═════ Records ═════

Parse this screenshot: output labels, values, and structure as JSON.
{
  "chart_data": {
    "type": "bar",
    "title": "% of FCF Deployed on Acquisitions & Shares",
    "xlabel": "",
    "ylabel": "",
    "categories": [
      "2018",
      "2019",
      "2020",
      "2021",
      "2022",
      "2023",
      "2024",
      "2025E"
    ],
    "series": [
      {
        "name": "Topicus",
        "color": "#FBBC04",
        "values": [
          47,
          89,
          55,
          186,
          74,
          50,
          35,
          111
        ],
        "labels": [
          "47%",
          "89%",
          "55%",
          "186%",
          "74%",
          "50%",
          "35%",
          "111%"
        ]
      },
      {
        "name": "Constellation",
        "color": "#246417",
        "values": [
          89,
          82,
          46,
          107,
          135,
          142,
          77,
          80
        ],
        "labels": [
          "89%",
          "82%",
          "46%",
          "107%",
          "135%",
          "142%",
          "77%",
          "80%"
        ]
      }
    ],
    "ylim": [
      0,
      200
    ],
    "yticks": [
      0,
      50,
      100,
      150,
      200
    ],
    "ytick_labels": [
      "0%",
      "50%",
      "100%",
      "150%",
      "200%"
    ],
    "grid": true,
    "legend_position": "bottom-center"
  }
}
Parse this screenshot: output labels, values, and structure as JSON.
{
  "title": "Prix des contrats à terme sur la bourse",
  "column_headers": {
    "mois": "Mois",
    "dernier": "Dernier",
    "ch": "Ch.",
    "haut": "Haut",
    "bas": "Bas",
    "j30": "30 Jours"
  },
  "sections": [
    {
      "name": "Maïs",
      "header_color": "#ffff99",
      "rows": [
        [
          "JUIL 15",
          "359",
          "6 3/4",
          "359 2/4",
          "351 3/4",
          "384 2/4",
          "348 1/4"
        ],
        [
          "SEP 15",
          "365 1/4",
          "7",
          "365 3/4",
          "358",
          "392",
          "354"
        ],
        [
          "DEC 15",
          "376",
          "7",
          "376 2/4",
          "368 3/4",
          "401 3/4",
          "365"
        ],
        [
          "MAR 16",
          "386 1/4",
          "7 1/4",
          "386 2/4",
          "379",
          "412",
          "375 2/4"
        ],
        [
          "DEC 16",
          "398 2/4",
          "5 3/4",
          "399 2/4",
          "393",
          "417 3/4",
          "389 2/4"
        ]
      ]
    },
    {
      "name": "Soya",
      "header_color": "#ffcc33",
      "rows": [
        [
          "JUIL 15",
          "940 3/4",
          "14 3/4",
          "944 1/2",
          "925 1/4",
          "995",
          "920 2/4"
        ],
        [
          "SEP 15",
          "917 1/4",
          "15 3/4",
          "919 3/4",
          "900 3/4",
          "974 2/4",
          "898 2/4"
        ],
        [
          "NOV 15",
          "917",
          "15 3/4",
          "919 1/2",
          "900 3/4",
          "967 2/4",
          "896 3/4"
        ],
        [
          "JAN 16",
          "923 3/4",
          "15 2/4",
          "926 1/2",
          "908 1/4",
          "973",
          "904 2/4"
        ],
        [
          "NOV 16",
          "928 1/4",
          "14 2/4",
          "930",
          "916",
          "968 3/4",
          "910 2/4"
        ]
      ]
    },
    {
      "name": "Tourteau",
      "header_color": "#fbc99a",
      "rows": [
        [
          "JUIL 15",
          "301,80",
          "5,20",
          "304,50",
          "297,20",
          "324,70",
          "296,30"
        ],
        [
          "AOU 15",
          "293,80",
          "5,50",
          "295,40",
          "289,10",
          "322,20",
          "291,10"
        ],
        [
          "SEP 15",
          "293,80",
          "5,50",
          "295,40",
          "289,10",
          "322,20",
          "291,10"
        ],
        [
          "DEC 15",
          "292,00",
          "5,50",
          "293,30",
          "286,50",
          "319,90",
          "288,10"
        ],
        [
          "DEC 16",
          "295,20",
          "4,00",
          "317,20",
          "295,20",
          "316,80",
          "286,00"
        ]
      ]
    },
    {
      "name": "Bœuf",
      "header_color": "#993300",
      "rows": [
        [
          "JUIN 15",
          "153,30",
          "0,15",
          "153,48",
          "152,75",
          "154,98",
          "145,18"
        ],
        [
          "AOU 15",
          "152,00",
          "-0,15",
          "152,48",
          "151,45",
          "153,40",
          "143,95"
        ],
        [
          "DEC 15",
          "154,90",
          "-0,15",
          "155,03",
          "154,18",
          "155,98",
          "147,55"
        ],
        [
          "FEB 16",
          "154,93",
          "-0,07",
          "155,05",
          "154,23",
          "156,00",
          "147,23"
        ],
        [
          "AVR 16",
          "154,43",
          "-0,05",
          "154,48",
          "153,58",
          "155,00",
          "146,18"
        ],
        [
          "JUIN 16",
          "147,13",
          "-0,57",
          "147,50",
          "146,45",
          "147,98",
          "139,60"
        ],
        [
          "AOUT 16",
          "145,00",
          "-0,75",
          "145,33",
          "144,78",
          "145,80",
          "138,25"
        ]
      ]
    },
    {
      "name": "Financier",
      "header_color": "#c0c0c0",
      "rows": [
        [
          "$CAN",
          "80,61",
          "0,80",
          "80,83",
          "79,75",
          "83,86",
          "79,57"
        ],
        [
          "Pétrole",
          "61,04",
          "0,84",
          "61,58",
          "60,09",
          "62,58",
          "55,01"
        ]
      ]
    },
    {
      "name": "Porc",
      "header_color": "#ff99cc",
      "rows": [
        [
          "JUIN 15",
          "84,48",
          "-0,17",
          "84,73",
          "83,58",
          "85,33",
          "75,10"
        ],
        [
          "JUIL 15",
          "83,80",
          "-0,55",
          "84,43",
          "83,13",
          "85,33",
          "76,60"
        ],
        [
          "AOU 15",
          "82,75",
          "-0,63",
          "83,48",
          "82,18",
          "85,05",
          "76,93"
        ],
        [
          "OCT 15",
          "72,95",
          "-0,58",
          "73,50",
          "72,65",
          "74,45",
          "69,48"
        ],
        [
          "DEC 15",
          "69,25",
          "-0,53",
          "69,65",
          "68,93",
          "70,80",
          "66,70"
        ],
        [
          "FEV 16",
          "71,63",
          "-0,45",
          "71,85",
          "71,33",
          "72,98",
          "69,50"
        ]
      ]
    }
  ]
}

═════

→ **Short problem**:
Where a line contains the string "name", extract that line.

→ **Exercise answer**:
        "name": "Topicus",
        "name": "Constellation",
      "name": "Maïs",
      "name": "Soya",
      "name": "Tourteau",
      "name": "Bœuf",
      "name": "Financier",
      "name": "Porc",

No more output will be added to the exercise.